begin

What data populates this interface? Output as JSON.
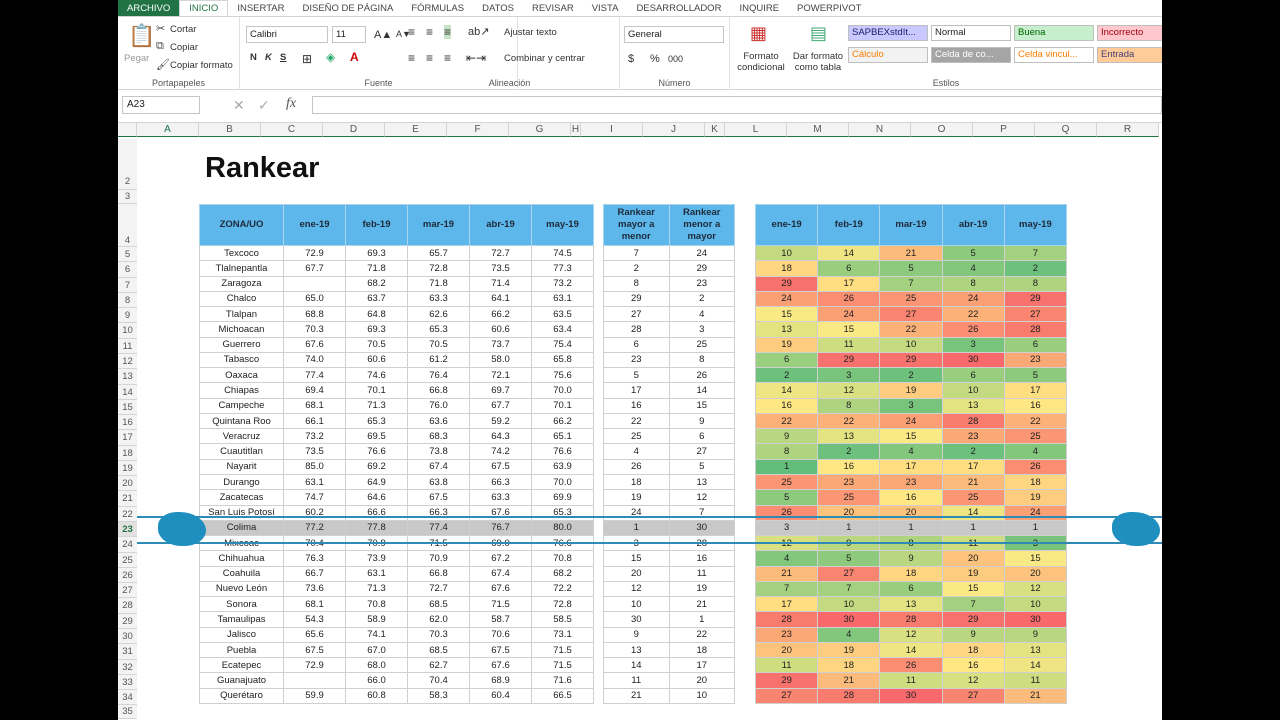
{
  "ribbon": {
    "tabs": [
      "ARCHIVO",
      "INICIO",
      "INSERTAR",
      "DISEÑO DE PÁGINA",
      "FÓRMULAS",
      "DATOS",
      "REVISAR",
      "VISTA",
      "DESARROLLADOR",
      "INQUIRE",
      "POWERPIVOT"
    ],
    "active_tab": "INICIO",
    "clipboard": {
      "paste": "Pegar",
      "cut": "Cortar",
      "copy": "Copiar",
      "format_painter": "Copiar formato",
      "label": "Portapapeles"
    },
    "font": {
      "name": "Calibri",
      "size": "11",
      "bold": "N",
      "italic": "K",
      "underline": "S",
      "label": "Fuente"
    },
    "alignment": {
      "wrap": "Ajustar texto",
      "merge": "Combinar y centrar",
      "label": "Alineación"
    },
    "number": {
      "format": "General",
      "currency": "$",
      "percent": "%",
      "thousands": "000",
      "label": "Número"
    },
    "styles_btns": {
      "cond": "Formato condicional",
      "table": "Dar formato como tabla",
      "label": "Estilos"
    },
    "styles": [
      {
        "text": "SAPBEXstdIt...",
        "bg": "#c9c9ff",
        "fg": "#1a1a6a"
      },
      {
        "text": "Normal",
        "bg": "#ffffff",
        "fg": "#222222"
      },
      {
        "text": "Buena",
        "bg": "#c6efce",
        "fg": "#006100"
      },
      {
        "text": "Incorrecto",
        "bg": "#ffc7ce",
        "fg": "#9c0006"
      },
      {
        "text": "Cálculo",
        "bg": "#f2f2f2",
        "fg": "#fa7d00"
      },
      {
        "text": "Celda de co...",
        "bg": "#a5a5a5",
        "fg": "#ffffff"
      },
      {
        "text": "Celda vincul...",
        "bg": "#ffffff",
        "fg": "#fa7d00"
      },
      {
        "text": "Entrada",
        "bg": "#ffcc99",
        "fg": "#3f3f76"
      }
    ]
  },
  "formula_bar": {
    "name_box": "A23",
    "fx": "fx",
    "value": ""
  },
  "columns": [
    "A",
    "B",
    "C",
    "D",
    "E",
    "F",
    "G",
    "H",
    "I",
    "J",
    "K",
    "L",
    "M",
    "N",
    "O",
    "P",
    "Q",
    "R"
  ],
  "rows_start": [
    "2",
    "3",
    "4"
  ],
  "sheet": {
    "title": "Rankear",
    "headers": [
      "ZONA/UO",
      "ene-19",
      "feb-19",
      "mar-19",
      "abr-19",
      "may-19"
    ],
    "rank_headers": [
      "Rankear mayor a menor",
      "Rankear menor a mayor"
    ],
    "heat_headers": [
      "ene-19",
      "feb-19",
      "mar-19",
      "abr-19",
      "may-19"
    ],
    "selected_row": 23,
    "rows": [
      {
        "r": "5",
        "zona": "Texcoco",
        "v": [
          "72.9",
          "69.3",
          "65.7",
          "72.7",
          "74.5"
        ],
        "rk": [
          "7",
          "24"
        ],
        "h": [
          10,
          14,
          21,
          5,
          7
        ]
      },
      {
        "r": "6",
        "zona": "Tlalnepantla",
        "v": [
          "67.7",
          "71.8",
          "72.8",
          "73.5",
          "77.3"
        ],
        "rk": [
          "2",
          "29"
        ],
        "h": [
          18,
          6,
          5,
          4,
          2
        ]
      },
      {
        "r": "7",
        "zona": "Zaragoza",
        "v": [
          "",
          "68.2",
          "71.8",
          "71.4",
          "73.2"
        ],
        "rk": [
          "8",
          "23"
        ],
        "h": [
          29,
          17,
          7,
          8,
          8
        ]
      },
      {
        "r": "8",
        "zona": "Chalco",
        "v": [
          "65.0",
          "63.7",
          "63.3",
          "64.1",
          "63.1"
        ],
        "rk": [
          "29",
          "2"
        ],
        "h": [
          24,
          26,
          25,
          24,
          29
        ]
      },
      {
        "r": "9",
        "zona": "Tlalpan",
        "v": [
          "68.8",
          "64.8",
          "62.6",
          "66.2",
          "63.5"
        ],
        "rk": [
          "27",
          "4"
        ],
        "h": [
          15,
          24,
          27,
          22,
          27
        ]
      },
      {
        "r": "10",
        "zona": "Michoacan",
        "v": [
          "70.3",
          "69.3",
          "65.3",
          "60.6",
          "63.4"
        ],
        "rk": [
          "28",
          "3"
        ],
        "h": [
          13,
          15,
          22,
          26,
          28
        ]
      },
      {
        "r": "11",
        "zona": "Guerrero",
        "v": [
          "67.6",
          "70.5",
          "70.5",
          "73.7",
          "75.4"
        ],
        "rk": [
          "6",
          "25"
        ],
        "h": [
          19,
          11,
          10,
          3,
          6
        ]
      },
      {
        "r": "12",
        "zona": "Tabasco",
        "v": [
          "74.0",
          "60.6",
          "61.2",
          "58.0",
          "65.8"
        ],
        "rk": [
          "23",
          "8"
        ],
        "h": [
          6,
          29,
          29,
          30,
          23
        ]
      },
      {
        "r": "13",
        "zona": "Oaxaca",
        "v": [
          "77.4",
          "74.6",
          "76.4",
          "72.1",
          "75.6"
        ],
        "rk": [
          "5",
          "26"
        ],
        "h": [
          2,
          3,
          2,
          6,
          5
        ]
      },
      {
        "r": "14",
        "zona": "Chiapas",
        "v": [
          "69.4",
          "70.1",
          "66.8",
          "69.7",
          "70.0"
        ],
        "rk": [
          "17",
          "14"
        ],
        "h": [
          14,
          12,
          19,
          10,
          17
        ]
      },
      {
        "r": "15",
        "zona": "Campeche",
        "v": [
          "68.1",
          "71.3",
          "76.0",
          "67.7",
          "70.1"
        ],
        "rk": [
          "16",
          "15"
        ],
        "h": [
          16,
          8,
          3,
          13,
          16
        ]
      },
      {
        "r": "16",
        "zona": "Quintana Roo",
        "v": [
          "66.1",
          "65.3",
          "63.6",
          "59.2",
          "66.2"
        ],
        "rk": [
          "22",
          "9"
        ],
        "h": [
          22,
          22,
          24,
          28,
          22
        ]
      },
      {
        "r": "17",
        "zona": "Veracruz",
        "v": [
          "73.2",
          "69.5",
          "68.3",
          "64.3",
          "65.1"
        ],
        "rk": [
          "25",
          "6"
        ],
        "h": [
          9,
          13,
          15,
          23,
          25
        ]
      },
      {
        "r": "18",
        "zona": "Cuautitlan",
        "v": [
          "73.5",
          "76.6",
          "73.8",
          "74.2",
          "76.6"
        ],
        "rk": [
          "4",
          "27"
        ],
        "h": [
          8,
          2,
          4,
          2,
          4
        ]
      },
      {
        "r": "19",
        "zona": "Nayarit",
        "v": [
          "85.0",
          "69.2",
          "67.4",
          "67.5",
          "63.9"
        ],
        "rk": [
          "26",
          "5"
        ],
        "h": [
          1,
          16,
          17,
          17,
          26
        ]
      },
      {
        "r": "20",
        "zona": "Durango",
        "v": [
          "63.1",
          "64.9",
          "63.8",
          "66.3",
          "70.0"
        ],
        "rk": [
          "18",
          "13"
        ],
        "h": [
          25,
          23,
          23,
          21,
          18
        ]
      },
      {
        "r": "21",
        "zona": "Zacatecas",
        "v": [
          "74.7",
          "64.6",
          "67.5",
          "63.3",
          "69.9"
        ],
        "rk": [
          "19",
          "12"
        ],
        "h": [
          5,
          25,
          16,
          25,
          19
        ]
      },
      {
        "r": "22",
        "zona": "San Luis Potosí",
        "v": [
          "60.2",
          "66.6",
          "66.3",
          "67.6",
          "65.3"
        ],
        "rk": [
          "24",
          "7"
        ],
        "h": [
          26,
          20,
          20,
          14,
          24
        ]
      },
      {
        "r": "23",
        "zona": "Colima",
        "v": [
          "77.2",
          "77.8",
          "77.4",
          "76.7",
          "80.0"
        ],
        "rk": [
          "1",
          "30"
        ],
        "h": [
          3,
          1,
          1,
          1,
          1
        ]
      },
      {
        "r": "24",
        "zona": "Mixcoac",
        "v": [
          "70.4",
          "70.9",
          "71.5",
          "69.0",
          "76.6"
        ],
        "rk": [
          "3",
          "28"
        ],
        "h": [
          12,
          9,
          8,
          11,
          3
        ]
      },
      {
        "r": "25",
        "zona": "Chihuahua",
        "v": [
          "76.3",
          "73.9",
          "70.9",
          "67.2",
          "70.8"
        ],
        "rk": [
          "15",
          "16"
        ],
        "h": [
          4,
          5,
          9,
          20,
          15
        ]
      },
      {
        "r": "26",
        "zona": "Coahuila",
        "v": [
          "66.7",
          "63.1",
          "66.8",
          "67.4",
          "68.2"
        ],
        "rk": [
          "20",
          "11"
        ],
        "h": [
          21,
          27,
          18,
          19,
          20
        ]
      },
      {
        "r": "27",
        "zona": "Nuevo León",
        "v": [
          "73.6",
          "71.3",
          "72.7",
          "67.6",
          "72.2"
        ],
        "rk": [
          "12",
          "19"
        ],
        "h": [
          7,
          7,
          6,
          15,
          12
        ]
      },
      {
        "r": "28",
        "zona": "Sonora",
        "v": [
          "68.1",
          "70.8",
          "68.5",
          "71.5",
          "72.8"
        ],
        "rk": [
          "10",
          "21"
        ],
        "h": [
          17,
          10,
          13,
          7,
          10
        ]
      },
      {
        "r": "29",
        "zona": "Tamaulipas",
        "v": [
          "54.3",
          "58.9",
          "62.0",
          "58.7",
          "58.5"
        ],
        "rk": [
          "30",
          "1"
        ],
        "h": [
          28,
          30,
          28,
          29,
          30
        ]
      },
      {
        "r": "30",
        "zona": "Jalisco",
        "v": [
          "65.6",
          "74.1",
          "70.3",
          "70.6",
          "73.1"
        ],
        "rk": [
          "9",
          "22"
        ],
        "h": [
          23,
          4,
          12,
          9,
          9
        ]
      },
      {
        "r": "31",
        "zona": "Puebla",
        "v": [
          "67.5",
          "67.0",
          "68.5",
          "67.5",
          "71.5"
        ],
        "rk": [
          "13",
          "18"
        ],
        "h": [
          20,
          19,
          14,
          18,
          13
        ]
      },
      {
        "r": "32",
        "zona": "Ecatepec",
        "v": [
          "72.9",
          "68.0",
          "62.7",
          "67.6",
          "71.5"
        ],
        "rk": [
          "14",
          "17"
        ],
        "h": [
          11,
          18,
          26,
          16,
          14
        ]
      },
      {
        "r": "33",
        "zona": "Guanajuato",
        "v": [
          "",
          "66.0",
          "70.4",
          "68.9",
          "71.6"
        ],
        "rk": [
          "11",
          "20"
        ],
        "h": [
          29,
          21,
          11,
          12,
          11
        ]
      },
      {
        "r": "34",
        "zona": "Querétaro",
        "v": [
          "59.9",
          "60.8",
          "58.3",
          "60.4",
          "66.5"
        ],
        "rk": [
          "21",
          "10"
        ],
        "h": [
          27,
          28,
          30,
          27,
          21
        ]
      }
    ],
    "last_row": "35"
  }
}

end
begin

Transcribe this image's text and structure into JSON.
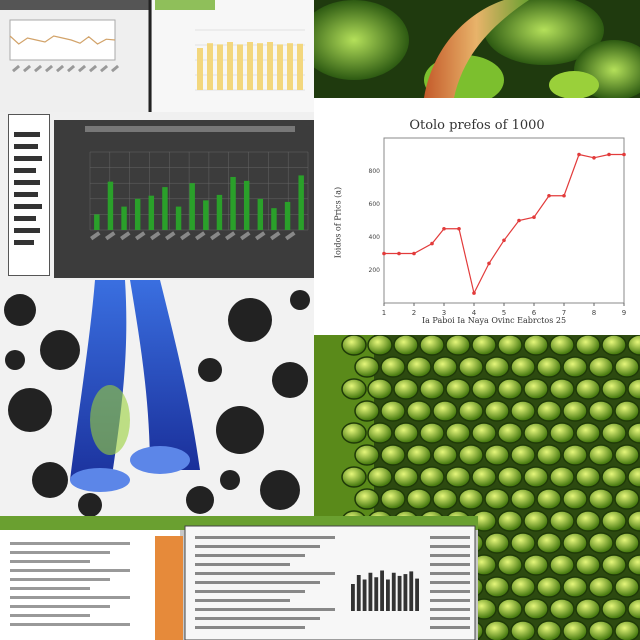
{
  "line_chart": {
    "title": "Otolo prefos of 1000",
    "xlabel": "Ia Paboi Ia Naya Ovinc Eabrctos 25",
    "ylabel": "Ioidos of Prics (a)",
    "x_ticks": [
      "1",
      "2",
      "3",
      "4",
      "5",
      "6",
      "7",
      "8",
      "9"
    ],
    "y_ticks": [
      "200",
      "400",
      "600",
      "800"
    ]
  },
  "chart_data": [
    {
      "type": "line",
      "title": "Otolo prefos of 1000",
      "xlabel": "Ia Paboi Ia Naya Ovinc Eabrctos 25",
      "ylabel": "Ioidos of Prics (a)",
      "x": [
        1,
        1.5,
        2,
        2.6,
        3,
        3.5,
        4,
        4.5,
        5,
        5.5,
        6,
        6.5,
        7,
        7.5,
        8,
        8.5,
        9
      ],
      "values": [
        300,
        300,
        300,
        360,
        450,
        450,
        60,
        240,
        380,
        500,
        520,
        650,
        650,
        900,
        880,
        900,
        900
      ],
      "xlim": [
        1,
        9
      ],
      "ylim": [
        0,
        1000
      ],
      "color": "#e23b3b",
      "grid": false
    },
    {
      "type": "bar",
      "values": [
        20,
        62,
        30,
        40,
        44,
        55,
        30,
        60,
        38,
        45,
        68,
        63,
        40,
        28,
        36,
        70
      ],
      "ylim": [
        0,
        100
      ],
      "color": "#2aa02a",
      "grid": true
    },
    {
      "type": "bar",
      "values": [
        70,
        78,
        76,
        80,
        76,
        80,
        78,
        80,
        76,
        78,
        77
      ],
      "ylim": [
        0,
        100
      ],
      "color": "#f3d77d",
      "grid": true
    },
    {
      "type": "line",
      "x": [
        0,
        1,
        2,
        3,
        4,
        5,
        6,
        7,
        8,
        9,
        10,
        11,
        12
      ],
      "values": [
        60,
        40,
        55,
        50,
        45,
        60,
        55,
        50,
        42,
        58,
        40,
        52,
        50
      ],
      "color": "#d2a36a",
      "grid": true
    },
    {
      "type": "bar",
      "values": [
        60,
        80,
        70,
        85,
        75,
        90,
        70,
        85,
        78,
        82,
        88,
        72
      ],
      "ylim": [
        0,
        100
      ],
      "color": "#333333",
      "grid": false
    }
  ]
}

end

## [TASK TO CARRY OUT]
Using the records above, copy every line that has the word "menor" in it.

## [ANSWER TO THE PROBLEM]
      "Rankear mayor a menor",
      "Rankear menor a mayor"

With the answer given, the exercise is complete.